§ Extracted records
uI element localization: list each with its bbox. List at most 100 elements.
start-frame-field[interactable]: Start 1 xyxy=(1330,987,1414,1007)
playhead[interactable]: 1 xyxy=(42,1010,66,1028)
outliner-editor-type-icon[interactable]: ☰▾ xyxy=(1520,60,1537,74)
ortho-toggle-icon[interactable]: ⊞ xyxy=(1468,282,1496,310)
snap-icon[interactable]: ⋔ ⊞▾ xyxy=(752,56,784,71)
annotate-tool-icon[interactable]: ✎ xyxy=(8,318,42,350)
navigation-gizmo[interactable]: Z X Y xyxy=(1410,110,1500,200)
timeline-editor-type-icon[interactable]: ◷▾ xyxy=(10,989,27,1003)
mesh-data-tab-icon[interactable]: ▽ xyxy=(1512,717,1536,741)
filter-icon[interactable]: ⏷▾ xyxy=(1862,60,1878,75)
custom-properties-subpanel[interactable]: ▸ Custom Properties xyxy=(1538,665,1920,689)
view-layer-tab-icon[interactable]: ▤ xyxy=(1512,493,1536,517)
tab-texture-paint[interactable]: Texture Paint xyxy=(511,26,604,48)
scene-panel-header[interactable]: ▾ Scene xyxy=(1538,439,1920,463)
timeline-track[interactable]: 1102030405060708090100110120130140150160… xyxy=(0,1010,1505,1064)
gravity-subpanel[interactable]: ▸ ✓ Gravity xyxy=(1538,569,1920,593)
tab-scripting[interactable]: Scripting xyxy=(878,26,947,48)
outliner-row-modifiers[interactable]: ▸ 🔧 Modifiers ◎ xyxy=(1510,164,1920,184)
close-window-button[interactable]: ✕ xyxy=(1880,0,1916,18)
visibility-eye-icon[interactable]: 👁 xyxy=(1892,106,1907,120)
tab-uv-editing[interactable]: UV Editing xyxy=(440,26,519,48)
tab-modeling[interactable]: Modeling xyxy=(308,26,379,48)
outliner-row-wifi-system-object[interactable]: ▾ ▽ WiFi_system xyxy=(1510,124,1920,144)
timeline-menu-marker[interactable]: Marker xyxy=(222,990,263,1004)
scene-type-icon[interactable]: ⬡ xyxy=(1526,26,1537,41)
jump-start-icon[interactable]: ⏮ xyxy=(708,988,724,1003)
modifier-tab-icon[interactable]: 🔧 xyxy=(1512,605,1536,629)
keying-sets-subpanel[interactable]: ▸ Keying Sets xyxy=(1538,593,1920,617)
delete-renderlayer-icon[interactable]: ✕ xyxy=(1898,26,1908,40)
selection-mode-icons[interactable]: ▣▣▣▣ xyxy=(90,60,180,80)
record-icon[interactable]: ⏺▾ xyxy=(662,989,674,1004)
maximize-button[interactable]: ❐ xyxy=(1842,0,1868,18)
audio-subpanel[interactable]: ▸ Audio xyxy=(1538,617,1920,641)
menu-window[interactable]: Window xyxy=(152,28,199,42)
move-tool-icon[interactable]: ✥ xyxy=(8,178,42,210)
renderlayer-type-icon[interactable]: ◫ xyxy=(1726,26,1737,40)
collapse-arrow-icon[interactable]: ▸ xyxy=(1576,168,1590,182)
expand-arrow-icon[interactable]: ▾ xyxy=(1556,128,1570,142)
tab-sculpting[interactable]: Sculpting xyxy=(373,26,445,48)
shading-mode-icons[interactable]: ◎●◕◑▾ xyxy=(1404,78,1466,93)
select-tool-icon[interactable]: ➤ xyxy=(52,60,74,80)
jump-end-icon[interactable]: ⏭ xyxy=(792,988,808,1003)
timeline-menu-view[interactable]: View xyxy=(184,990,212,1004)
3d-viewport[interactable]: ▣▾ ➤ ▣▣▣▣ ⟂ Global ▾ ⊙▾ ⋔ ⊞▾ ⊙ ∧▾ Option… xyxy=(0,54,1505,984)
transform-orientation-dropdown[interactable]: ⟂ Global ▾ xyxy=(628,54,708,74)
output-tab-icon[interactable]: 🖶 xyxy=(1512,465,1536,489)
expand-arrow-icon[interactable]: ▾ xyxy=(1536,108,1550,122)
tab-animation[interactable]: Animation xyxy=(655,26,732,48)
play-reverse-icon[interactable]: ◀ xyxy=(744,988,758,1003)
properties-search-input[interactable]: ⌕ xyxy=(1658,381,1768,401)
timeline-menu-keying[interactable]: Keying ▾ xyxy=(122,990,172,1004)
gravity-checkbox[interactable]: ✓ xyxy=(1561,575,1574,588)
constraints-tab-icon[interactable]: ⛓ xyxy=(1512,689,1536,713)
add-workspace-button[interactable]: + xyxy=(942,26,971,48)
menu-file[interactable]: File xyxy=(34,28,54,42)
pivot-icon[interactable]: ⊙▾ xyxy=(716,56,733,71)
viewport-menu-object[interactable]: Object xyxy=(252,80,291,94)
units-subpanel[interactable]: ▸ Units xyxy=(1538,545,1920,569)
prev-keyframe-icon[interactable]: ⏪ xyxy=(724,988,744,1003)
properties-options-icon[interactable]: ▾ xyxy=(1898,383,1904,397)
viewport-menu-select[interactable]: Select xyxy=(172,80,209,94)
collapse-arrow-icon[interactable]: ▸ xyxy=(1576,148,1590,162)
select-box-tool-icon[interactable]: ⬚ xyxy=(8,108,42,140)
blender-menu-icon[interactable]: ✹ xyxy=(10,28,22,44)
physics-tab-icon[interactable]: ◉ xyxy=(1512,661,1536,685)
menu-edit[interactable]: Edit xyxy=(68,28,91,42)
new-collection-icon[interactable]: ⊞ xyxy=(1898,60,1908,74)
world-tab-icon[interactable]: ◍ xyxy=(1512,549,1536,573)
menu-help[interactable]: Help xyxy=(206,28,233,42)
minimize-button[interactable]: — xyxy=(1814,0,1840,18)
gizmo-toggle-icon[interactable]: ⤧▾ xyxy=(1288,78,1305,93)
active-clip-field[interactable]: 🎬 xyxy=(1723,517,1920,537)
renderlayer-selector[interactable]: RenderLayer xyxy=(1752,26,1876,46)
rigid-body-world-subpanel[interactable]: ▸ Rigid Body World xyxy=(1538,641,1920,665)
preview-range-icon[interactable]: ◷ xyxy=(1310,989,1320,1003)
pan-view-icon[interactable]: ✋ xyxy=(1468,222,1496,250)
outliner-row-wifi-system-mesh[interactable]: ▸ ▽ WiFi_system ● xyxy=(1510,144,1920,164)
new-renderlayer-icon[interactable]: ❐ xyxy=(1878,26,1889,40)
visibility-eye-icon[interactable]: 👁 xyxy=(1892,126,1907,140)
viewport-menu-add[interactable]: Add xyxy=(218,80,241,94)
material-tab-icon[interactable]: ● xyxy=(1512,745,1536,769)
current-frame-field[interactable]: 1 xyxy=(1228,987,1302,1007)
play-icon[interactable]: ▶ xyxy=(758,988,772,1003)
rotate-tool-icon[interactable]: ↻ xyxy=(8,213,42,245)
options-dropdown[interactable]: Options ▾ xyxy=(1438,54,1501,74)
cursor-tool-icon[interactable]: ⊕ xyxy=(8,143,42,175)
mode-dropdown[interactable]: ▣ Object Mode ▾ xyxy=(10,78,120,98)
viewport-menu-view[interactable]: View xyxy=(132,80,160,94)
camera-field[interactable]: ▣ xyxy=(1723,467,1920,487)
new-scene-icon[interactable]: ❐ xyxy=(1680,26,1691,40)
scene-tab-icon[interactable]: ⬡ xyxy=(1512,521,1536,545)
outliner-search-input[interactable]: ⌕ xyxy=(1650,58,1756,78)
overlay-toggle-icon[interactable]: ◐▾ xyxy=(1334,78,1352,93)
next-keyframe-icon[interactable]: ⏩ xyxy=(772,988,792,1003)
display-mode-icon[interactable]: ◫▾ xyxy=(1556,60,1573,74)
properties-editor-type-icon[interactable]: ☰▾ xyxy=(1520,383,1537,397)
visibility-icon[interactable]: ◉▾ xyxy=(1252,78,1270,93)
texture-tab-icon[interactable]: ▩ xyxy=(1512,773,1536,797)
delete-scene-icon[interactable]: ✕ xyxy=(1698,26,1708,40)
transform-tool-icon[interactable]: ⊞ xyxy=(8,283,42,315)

§ Exercise details
Rewrite the data from its first line through the line containing "annotate-tool-icon[interactable]: ✎ xyxy=(8,318,42,350)", changing "playhead" to "scrubber" and keeping every other character the same.

§ Result of the exercise
uI element localization: list each with its bbox. List at most 100 elements.
start-frame-field[interactable]: Start 1 xyxy=(1330,987,1414,1007)
scrubber[interactable]: 1 xyxy=(42,1010,66,1028)
outliner-editor-type-icon[interactable]: ☰▾ xyxy=(1520,60,1537,74)
ortho-toggle-icon[interactable]: ⊞ xyxy=(1468,282,1496,310)
snap-icon[interactable]: ⋔ ⊞▾ xyxy=(752,56,784,71)
annotate-tool-icon[interactable]: ✎ xyxy=(8,318,42,350)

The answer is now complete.